───── Input rows ─────
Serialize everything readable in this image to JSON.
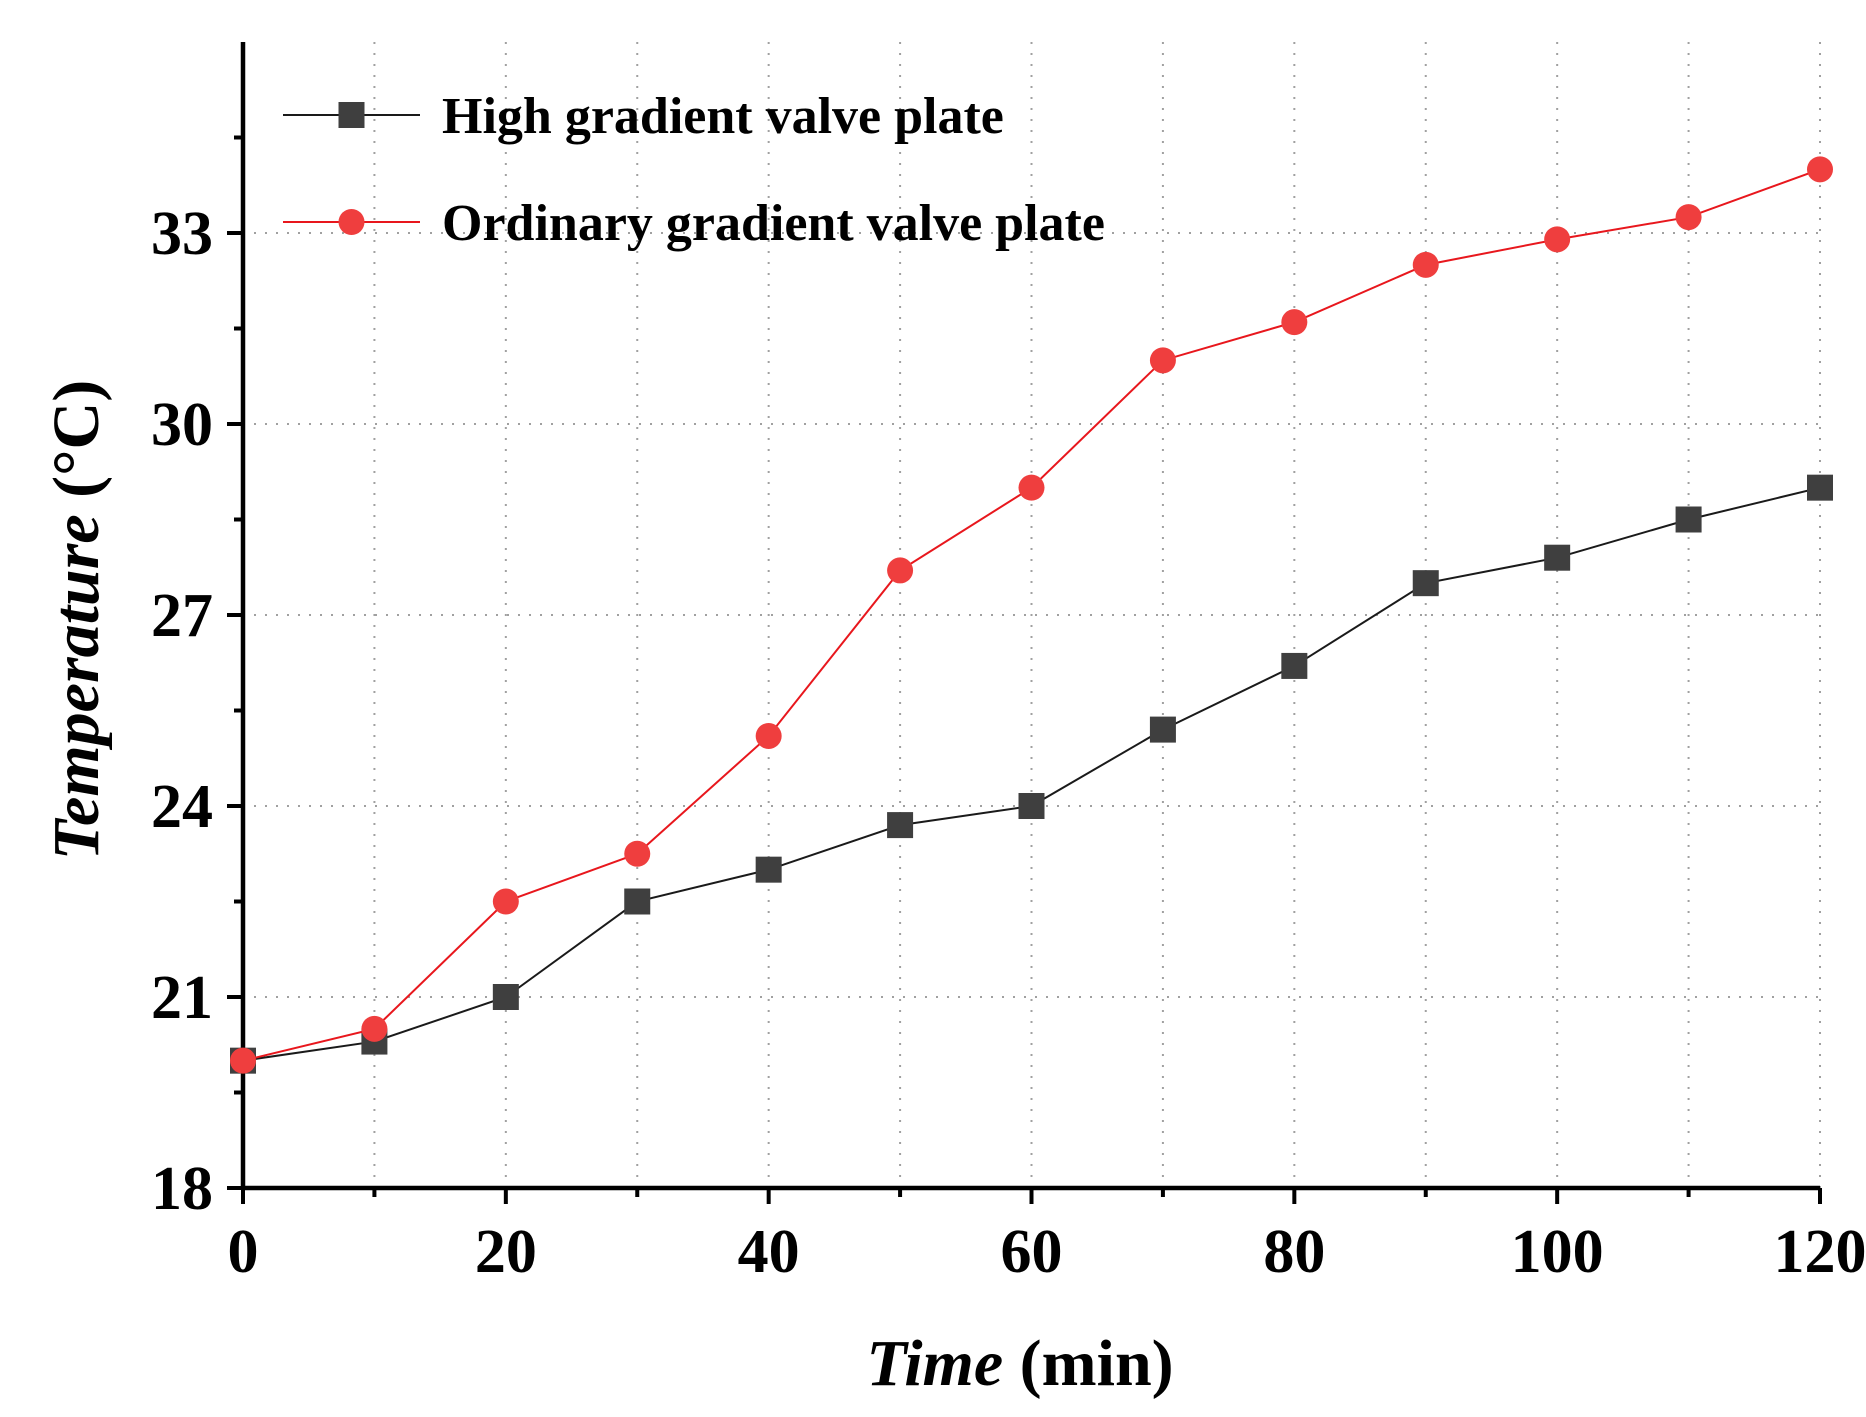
{
  "chart_data": {
    "type": "line",
    "title": "",
    "xlabel_italic": "Time",
    "xlabel_unit": " (min)",
    "ylabel_italic": "Temperature",
    "ylabel_unit": " (°C)",
    "xlim": [
      0,
      120
    ],
    "ylim": [
      18,
      36
    ],
    "xticks": [
      0,
      20,
      40,
      60,
      80,
      100,
      120
    ],
    "yticks": [
      18,
      21,
      24,
      27,
      30,
      33
    ],
    "grid": true,
    "legend_position": "top-left",
    "x": [
      0,
      10,
      20,
      30,
      40,
      50,
      60,
      70,
      80,
      90,
      100,
      110,
      120
    ],
    "series": [
      {
        "name": "High gradient valve plate",
        "color": "#3f3f3f",
        "line_color": "#1a1a1a",
        "marker": "square",
        "values": [
          20.0,
          20.3,
          21.0,
          22.5,
          23.0,
          23.7,
          24.0,
          25.2,
          26.2,
          27.5,
          27.9,
          28.5,
          29.0
        ]
      },
      {
        "name": "Ordinary gradient valve plate",
        "color": "#ef3e3e",
        "line_color": "#e8171d",
        "marker": "circle",
        "values": [
          20.0,
          20.5,
          22.5,
          23.25,
          25.1,
          27.7,
          29.0,
          31.0,
          31.6,
          32.5,
          32.9,
          33.25,
          34.0
        ]
      }
    ]
  }
}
─────
# [Task description]
Isolate the lines that hold the word "gradient" and copy all of them.

# [Output of the exercise]
        "name": "High gradient valve plate",
        "name": "Ordinary gradient valve plate",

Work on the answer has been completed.